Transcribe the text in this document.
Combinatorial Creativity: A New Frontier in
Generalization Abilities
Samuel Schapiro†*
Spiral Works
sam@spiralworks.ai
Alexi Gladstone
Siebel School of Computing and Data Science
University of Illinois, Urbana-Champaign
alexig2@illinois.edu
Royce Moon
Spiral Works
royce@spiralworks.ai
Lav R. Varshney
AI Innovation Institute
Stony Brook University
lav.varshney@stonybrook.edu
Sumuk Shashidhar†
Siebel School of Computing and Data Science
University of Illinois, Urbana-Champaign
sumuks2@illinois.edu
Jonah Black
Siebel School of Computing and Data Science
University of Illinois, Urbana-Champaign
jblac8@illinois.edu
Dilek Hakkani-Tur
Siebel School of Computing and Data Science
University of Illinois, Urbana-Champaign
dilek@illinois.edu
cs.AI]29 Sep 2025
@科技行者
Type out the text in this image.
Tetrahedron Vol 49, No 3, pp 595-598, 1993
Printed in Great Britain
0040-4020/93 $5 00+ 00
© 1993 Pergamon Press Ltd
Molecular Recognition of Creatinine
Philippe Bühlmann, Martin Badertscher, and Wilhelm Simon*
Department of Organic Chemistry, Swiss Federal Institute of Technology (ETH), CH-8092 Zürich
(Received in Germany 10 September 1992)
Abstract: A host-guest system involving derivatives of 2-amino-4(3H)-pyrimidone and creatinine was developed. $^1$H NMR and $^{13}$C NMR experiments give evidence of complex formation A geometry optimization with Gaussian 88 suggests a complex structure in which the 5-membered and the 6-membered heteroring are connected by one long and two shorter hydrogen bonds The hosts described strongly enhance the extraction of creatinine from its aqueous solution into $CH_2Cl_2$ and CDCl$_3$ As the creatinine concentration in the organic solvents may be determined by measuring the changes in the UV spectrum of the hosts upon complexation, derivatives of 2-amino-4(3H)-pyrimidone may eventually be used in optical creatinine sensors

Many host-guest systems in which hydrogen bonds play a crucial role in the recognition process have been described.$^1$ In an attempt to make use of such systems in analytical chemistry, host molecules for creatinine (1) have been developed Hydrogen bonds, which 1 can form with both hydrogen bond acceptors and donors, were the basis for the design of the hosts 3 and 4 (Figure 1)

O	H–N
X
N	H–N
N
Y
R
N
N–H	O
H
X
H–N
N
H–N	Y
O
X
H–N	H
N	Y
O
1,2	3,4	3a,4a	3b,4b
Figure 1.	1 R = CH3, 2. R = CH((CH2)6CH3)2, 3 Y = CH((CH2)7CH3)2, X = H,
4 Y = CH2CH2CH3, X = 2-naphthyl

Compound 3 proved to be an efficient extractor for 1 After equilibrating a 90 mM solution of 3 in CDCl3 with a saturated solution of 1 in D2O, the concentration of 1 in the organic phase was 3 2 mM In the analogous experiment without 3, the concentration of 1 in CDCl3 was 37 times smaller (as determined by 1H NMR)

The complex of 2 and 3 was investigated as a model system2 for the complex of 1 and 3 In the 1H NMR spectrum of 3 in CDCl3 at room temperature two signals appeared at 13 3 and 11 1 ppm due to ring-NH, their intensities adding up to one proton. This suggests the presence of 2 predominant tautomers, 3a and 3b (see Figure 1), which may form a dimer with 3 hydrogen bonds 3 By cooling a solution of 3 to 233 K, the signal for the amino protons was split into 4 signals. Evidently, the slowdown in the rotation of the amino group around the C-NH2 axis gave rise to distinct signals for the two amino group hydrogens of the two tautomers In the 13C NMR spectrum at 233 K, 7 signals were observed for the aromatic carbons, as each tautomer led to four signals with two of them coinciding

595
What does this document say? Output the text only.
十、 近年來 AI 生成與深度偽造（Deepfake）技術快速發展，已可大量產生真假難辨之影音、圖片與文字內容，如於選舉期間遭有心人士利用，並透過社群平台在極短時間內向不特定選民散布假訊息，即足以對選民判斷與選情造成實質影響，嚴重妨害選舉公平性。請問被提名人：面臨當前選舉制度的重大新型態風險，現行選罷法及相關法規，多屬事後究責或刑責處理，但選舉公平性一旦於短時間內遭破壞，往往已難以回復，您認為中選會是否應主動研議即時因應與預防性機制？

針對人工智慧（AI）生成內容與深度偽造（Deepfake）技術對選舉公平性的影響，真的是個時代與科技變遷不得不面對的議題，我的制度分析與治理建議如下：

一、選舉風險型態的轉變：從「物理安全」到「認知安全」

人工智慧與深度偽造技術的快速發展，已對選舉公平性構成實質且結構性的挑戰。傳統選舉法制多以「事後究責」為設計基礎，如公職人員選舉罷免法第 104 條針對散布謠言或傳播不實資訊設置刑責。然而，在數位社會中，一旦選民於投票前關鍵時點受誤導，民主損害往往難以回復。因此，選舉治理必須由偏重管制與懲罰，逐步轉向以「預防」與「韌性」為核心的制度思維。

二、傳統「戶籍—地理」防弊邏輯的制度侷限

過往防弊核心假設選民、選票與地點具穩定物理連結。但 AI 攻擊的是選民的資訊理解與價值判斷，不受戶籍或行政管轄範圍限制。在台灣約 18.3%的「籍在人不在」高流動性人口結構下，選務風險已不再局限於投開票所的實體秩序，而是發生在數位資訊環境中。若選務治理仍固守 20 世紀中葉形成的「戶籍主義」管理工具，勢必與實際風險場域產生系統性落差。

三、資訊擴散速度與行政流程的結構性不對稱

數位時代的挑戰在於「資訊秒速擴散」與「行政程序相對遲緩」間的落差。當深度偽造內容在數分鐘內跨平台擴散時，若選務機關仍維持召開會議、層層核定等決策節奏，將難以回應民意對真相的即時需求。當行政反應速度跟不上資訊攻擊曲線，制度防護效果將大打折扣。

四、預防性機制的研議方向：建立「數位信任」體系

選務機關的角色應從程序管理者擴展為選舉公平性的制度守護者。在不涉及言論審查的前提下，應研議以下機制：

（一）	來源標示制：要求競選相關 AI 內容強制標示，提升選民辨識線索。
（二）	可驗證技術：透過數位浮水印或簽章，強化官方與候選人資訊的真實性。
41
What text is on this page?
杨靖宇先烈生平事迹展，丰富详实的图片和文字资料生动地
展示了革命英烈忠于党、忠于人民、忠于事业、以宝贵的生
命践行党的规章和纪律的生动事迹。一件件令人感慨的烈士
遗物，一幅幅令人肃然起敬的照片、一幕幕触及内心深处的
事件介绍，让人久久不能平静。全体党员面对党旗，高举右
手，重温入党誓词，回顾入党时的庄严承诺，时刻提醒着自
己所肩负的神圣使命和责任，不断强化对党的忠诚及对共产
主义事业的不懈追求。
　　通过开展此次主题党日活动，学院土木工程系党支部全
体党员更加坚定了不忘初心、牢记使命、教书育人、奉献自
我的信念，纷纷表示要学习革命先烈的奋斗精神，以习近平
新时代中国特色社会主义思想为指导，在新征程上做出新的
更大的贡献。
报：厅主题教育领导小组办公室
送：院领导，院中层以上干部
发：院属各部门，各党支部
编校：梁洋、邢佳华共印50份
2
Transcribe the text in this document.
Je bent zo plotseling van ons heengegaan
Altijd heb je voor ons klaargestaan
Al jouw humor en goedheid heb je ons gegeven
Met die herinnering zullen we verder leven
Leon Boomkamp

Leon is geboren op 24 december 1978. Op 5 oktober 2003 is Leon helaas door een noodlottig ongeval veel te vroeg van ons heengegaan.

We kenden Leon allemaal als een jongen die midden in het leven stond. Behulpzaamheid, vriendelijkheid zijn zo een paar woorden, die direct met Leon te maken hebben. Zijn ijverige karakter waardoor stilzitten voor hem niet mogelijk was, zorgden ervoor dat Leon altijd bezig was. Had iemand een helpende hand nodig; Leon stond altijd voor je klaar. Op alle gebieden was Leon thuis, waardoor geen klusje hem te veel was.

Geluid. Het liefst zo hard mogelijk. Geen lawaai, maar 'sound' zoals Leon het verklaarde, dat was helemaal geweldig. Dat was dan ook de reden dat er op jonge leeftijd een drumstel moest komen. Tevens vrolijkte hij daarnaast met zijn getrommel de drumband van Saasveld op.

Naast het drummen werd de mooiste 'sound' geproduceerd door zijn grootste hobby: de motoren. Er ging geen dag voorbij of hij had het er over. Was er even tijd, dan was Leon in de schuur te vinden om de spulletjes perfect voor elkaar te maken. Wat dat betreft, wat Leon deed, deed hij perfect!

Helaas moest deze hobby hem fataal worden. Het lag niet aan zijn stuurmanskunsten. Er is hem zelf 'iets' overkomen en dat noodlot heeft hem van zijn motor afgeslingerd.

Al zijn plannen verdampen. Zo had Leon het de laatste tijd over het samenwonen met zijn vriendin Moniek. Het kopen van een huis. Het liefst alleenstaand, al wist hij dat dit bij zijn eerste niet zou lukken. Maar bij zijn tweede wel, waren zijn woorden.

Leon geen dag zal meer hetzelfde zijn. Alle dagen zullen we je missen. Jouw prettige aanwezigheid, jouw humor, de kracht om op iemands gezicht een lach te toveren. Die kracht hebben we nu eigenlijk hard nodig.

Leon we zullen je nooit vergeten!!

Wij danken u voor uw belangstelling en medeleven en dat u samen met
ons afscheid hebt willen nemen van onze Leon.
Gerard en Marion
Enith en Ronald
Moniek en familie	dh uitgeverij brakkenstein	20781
# # # # # # #
[PROBLEM STATEMENT]
Using the records above, select and copy every line that has the word "determined".

[RESULT OF THIS EXERCISE]
Abstract: A host-guest system involving derivatives of 2-amino-4(3H)-pyrimidone and creatinine was developed. $^1$H NMR and $^{13}$C NMR experiments give evidence of complex formation A geometry optimization with Gaussian 88 suggests a complex structure in which the 5-membered and the 6-membered heteroring are connected by one long and two shorter hydrogen bonds The hosts described strongly enhance the extraction of creatinine from its aqueous solution into $CH_2Cl_2$ and CDCl$_3$ As the creatinine concentration in the organic solvents may be determined by measuring the changes in the UV spectrum of the hosts upon complexation, derivatives of 2-amino-4(3H)-pyrimidone may eventually be used in optical creatinine sensors
Compound 3 proved to be an efficient extractor for 1 After equilibrating a 90 mM solution of 3 in CDCl3 with a saturated solution of 1 in D2O, the concentration of 1 in the organic phase was 3 2 mM In the analogous experiment without 3, the concentration of 1 in CDCl3 was 37 times smaller (as determined by 1H NMR)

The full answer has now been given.